> Required work:
From the records below, pull each line that has "pressure".
====== Data excerpts
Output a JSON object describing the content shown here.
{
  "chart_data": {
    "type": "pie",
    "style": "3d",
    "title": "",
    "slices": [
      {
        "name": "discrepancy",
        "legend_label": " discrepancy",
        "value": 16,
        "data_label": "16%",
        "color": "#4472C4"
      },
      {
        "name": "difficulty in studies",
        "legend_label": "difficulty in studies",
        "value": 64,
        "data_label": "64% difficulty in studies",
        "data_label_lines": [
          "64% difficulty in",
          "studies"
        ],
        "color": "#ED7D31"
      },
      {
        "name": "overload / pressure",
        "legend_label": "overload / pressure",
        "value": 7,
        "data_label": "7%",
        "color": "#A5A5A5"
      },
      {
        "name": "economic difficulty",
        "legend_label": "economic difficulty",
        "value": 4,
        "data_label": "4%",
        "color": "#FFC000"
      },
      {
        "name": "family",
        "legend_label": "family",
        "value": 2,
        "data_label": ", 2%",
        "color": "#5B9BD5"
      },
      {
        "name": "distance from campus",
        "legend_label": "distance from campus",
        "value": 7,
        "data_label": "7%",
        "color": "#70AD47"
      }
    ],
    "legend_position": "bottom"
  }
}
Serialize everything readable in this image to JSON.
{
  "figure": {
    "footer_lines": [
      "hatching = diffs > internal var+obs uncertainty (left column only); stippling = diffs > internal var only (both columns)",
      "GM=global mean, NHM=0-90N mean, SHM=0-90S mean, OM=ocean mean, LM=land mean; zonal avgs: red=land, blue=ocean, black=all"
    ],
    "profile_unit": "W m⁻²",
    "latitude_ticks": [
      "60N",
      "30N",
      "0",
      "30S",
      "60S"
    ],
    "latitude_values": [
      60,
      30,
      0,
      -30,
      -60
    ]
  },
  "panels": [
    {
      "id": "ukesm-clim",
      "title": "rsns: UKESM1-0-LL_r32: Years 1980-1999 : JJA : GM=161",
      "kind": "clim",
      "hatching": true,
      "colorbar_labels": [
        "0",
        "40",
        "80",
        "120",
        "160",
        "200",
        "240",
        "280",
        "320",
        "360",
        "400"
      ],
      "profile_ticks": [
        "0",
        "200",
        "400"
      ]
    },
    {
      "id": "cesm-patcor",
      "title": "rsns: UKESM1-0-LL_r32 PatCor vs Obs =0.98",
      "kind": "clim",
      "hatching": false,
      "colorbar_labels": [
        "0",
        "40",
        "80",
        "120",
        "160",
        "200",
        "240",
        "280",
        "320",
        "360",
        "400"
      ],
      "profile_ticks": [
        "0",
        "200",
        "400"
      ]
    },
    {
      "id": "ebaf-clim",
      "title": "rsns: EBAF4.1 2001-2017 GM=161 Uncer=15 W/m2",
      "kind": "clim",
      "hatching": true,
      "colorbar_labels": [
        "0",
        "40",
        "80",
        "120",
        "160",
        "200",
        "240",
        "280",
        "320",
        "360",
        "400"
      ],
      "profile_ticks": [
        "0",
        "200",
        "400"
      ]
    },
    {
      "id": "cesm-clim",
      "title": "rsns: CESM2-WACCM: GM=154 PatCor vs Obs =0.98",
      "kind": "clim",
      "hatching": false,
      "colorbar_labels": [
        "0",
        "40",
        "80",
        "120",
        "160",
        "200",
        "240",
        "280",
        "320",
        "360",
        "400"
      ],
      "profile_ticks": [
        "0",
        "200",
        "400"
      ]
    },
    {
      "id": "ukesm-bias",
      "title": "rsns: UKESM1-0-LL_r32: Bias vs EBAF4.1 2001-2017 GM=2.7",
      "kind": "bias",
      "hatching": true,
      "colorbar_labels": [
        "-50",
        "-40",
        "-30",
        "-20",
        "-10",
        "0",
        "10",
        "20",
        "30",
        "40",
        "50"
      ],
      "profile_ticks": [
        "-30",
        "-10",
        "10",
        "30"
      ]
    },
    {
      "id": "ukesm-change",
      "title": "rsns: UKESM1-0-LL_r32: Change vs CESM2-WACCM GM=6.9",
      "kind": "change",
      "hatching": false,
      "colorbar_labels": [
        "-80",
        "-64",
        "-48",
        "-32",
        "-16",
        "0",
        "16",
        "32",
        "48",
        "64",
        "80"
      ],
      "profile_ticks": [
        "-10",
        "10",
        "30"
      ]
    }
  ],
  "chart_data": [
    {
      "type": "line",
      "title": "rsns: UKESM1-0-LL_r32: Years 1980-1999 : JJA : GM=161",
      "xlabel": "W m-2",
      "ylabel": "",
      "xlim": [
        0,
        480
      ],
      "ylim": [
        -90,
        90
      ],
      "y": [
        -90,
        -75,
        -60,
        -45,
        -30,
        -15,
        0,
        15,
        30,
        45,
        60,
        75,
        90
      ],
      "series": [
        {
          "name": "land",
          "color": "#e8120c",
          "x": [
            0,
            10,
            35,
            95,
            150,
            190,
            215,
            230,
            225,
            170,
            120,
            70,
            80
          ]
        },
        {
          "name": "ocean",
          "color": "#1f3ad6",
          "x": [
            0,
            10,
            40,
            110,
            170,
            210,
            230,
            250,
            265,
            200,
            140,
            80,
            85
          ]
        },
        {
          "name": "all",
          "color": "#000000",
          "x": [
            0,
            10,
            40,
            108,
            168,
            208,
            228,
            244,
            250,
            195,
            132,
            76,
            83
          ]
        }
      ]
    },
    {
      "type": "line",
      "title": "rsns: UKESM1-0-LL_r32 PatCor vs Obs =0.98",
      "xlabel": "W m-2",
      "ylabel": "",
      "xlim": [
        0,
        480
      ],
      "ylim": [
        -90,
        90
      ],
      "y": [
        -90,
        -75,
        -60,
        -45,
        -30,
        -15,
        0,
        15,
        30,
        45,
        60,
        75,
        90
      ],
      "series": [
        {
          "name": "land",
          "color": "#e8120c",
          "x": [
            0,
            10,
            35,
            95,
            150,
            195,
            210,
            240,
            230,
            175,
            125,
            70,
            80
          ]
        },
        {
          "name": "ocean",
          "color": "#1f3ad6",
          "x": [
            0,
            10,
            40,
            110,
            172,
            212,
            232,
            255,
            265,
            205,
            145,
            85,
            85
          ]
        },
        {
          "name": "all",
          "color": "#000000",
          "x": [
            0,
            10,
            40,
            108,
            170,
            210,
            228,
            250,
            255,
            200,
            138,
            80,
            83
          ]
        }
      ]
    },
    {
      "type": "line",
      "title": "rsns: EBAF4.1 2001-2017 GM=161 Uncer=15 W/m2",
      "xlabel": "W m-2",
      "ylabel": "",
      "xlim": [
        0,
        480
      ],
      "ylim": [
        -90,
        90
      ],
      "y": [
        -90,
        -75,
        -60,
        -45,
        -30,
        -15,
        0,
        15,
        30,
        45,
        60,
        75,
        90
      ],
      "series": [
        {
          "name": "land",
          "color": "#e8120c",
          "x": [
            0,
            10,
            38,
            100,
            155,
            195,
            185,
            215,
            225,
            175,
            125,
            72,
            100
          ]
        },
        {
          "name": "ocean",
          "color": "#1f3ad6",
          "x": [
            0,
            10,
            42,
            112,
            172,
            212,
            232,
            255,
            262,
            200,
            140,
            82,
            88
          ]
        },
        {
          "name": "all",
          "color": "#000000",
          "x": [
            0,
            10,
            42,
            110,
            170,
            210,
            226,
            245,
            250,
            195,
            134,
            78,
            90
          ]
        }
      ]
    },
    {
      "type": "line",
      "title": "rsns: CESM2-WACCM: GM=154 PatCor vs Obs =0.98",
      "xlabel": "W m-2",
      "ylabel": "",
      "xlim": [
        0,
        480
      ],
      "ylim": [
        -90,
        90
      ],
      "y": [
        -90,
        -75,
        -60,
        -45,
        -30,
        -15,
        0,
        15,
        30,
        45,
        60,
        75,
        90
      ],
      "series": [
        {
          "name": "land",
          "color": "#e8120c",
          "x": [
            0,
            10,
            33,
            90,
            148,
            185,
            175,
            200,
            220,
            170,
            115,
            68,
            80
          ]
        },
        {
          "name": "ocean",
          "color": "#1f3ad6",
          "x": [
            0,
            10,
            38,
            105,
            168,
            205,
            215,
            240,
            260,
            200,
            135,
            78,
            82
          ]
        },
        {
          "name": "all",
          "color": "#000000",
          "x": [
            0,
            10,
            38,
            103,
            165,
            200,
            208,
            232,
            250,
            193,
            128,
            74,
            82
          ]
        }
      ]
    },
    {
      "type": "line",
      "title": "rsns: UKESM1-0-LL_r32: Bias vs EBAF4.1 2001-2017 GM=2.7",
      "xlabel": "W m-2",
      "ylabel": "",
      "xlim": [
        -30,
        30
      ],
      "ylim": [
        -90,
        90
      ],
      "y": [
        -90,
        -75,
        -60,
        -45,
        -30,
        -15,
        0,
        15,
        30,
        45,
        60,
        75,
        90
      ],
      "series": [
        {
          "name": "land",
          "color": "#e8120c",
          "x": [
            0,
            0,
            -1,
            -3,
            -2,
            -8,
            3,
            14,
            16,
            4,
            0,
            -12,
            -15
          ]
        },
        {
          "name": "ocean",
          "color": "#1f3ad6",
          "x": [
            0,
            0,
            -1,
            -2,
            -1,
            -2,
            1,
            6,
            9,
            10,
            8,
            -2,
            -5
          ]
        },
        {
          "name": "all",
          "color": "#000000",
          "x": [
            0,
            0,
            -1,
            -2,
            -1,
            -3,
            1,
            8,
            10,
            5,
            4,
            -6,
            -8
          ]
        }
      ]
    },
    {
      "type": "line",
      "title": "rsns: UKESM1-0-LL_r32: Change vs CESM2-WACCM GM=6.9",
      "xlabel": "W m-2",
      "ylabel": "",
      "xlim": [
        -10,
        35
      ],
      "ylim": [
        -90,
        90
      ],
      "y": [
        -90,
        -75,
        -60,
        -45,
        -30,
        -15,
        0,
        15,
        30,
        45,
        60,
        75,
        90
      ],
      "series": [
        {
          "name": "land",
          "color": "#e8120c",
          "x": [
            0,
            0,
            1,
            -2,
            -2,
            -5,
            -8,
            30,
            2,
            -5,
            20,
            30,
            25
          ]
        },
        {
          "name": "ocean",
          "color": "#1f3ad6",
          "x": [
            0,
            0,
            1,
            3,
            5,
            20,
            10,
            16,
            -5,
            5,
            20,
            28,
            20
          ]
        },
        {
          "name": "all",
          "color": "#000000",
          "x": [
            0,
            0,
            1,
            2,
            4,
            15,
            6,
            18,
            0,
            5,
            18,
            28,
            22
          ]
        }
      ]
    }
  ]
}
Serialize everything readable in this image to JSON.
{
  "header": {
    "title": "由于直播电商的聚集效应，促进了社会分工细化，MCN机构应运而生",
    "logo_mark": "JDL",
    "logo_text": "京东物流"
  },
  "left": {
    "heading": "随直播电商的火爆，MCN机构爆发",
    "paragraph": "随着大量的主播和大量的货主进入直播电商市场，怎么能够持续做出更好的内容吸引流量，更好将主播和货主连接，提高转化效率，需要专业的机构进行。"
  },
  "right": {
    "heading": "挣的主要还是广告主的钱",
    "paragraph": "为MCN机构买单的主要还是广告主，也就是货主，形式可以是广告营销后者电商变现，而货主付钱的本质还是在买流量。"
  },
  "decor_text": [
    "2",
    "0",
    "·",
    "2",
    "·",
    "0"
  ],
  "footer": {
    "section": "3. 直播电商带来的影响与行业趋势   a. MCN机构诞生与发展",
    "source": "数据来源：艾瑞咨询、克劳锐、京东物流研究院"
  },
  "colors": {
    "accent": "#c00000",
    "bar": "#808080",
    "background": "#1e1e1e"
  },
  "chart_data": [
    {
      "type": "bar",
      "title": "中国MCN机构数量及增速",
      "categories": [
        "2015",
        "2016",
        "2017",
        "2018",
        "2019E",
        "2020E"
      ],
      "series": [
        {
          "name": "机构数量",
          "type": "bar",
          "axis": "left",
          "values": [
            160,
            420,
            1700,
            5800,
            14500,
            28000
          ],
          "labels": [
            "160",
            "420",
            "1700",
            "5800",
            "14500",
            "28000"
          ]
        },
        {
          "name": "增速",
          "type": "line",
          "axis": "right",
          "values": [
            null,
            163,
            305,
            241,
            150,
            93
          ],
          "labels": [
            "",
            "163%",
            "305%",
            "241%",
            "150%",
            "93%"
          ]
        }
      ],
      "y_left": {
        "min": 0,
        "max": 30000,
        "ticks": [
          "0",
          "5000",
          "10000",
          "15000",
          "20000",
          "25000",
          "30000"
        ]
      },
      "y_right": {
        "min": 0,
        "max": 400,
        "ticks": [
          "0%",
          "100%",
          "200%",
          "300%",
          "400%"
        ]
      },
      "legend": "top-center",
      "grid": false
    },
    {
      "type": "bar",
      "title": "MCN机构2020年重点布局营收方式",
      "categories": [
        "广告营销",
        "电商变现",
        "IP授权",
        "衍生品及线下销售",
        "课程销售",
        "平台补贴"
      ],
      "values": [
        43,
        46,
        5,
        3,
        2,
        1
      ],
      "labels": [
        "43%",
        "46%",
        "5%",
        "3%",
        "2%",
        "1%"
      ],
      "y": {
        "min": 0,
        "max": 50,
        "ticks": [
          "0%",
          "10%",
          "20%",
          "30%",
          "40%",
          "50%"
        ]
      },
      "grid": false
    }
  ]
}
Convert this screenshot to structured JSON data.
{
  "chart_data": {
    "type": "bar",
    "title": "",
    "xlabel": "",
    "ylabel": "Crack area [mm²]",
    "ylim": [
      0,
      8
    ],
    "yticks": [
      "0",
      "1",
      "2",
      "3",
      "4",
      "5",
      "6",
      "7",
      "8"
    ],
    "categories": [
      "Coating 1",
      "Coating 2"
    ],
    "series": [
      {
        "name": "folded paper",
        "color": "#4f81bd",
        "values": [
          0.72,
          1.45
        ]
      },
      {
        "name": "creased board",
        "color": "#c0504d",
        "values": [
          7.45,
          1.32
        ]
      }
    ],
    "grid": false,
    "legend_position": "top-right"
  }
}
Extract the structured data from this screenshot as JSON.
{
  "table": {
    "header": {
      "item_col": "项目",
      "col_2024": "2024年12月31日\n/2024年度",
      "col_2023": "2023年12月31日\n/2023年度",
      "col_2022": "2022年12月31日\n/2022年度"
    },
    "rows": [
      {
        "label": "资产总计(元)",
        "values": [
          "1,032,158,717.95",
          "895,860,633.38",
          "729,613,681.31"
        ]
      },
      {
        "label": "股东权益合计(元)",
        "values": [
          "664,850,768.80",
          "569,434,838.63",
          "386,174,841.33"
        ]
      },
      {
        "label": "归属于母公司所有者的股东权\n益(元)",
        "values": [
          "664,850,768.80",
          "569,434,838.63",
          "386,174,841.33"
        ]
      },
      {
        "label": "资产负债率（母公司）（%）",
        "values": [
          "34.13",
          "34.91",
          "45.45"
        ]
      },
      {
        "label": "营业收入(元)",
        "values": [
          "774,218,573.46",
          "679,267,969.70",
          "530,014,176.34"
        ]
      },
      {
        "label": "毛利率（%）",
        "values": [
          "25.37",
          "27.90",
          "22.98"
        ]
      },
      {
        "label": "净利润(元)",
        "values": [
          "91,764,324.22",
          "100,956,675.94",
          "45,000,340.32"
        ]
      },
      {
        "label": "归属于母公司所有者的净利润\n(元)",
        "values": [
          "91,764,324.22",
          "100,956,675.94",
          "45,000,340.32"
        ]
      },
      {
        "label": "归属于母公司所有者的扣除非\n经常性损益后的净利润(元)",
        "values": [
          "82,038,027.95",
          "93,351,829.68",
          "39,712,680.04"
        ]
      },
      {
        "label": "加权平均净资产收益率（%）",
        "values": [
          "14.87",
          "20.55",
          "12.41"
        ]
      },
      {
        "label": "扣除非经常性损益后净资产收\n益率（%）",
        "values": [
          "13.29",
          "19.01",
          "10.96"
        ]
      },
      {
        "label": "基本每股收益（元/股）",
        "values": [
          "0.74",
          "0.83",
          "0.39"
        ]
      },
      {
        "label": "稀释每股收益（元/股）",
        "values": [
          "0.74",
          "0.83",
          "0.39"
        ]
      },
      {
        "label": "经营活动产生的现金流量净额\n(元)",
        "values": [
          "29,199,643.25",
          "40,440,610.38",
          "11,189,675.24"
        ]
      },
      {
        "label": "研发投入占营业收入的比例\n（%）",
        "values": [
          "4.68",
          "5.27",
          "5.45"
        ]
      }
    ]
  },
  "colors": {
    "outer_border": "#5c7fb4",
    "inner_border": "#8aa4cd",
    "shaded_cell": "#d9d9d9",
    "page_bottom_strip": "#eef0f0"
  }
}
============
> Exercise answer:
        "name": "overload / pressure",
        "legend_label": "overload / pressure",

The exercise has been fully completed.